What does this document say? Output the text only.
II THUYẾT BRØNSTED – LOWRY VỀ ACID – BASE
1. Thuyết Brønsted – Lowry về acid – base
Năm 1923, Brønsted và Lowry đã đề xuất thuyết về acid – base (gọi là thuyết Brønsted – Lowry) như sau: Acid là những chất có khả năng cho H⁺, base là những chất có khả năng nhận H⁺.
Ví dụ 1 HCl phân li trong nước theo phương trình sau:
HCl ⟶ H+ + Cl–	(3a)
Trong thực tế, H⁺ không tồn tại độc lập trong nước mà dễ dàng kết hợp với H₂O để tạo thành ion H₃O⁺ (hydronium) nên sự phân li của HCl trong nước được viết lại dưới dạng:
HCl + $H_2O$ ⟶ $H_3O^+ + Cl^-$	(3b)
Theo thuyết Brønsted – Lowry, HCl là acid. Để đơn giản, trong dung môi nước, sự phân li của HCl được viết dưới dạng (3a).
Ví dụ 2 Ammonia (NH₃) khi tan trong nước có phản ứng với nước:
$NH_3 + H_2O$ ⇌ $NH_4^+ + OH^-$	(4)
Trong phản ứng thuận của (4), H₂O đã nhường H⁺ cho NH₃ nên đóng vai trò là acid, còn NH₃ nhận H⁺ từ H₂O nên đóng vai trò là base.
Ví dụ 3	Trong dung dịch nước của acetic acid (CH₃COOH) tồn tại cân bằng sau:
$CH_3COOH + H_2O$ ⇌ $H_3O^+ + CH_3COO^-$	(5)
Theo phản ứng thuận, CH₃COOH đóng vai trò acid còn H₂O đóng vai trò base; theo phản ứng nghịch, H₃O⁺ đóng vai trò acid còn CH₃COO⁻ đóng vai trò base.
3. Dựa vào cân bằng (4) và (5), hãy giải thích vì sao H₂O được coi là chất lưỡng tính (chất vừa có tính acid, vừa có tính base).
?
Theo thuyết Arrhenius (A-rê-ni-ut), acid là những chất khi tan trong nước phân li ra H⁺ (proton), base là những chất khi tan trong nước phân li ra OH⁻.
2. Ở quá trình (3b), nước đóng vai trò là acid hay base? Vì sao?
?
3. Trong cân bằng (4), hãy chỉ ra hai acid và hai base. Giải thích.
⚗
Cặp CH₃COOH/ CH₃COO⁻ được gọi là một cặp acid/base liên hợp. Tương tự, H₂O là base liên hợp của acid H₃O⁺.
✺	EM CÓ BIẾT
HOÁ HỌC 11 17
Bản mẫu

### [GIVEN REQUEST]
Exactly as written, please output every entry.

### [TASK ANSWER]
What does this document say? Output the text only.
II THUYẾT BRØNSTED – LOWRY VỀ ACID – BASE
1. Thuyết Brønsted – Lowry về acid – base
Năm 1923, Brønsted và Lowry đã đề xuất thuyết về acid – base (gọi là thuyết Brønsted – Lowry) như sau: Acid là những chất có khả năng cho H⁺, base là những chất có khả năng nhận H⁺.
Ví dụ 1 HCl phân li trong nước theo phương trình sau:
HCl ⟶ H+ + Cl–	(3a)
Trong thực tế, H⁺ không tồn tại độc lập trong nước mà dễ dàng kết hợp với H₂O để tạo thành ion H₃O⁺ (hydronium) nên sự phân li của HCl trong nước được viết lại dưới dạng:
HCl + $H_2O$ ⟶ $H_3O^+ + Cl^-$	(3b)
Theo thuyết Brønsted – Lowry, HCl là acid. Để đơn giản, trong dung môi nước, sự phân li của HCl được viết dưới dạng (3a).
Ví dụ 2 Ammonia (NH₃) khi tan trong nước có phản ứng với nước:
$NH_3 + H_2O$ ⇌ $NH_4^+ + OH^-$	(4)
Trong phản ứng thuận của (4), H₂O đã nhường H⁺ cho NH₃ nên đóng vai trò là acid, còn NH₃ nhận H⁺ từ H₂O nên đóng vai trò là base.
Ví dụ 3	Trong dung dịch nước của acetic acid (CH₃COOH) tồn tại cân bằng sau:
$CH_3COOH + H_2O$ ⇌ $H_3O^+ + CH_3COO^-$	(5)
Theo phản ứng thuận, CH₃COOH đóng vai trò acid còn H₂O đóng vai trò base; theo phản ứng nghịch, H₃O⁺ đóng vai trò acid còn CH₃COO⁻ đóng vai trò base.
3. Dựa vào cân bằng (4) và (5), hãy giải thích vì sao H₂O được coi là chất lưỡng tính (chất vừa có tính acid, vừa có tính base).
?
Theo thuyết Arrhenius (A-rê-ni-ut), acid là những chất khi tan trong nước phân li ra H⁺ (proton), base là những chất khi tan trong nước phân li ra OH⁻.
2. Ở quá trình (3b), nước đóng vai trò là acid hay base? Vì sao?
?
3. Trong cân bằng (4), hãy chỉ ra hai acid và hai base. Giải thích.
⚗
Cặp CH₃COOH/ CH₃COO⁻ được gọi là một cặp acid/base liên hợp. Tương tự, H₂O là base liên hợp của acid H₃O⁺.
✺	EM CÓ BIẾT
HOÁ HỌC 11 17
Bản mẫu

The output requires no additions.